課題の指示
天満音楽祭の紹介文のうち、「にぎやかな商店街、飛び交う関西弁、ヒョウ柄の服を着たおばちゃん…。」から始まり「ぎゅっと詰まっているのです。」まで続く部分を、一字一句変えずに書き写してください。

JR大阪環状線と天満音楽祭がコラボレーションし、電車の中で行ったライブ「ぐるKANライブ」
「大阪」と聞くと、あなたはどんな街の風景が浮かんできますか?
にぎやかな商店街、飛び交う関西弁、ヒョウ柄の服を着たおばちゃん…。
多くの人が、そんなイメージを抱いているのではないでしょうか。
実際に、大阪にはそんな街がたくさん! 今回ご紹介するのは、そのなかでも、より大阪色の強い「天満」という街。
大阪一のオフィス街に隣接する立地ながら、全国一と言われる天神橋筋商店街、仕事帰りの人で毎晩にぎわう下町風情の飲み屋街、大企業の本社ビル、歴史のある大阪天満宮など、いろんな要素がぎゅっと詰まっているのです。
天満では、毎年10月の第1日曜に、街全体が音楽一色になるイベント「天満音楽祭」が行われています。
「天満音楽祭」の日は、街じゅうのライブハウスや学校、飲食店、教会、商業施設など30ヶ所以上がライブ会場に。あらゆるジャンルのミュージシャンが各会場で演奏し、お客さんはパンフレットを片手に、会場を無料バスでぐるぐるとまわってお目当ての出演者の演奏を聴いてまわります。
2000年にスタートし、今年で17年目となる「天満音楽祭」。ひとつの街で大規模な音楽イベントを行うことは、街の人々にどのような影響力をもたらしてきたのでしょうか? 副実行委員長で広報担当でもある村上卓さんにお話をうかがってきました。

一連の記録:
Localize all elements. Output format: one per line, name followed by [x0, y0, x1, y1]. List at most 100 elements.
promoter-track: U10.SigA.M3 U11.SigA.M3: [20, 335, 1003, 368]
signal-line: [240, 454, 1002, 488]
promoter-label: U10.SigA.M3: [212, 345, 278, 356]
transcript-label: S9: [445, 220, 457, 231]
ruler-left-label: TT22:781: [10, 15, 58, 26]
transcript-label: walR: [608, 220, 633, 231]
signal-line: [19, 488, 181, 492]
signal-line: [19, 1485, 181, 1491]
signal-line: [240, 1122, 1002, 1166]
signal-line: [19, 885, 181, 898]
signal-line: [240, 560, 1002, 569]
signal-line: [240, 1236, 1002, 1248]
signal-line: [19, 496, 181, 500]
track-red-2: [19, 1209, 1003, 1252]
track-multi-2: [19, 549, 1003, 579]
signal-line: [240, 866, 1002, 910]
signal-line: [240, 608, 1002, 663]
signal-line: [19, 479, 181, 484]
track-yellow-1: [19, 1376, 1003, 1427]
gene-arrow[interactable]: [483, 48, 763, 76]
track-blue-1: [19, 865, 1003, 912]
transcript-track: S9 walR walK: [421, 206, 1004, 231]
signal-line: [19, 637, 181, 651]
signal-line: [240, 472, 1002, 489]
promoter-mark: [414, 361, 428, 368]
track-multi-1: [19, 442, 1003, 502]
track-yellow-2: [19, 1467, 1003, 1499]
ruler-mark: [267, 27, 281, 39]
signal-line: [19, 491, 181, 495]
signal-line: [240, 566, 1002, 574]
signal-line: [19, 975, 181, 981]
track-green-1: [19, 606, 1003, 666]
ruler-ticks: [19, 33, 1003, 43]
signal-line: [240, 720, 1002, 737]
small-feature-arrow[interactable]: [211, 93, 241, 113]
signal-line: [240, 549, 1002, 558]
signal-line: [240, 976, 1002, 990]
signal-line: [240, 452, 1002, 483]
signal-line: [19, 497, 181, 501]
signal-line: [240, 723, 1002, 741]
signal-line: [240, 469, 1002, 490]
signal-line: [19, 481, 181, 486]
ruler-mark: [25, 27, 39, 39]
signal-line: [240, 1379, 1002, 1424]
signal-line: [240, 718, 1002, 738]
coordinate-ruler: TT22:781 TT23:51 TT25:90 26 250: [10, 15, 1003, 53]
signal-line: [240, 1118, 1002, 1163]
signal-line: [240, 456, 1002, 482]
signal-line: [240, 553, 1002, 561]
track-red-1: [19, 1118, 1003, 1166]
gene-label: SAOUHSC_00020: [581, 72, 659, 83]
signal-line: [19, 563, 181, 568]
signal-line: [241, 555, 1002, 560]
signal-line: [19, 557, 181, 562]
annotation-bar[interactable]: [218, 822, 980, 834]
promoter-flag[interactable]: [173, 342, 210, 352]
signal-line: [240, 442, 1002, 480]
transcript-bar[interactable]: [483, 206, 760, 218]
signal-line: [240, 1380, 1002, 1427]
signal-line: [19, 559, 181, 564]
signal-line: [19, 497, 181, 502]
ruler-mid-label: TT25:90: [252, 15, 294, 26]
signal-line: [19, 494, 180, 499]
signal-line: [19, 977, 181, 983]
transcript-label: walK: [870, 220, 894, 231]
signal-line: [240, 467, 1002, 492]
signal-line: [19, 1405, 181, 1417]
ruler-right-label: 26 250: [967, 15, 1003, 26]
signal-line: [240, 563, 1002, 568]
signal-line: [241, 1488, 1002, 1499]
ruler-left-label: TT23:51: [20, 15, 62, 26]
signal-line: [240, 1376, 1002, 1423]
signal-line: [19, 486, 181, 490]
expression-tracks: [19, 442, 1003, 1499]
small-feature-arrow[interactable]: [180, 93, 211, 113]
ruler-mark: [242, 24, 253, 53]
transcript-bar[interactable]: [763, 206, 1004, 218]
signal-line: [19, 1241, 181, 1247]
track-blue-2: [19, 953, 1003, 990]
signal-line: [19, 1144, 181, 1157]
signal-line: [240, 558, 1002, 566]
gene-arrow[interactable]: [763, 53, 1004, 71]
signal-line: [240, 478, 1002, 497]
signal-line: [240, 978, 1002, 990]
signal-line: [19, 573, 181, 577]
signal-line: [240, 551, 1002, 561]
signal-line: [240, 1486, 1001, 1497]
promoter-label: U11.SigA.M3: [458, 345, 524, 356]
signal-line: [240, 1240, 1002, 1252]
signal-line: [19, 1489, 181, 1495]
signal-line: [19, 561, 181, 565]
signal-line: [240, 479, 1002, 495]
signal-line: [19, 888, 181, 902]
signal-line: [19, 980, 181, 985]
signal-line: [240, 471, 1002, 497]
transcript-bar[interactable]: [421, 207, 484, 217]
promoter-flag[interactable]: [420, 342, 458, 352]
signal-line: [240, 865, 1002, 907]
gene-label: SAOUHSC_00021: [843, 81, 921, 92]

この課題の解答
にぎやかな商店街、飛び交う関西弁、ヒョウ柄の服を着たおばちゃん…。
多くの人が、そんなイメージを抱いているのではないでしょうか。
実際に、大阪にはそんな街がたくさん! 今回ご紹介するのは、そのなかでも、より大阪色の強い「天満」という街。
大阪一のオフィス街に隣接する立地ながら、全国一と言われる天神橋筋商店街、仕事帰りの人で毎晩にぎわう下町風情の飲み屋街、大企業の本社ビル、歴史のある大阪天満宮など、いろんな要素がぎゅっと詰まっているのです。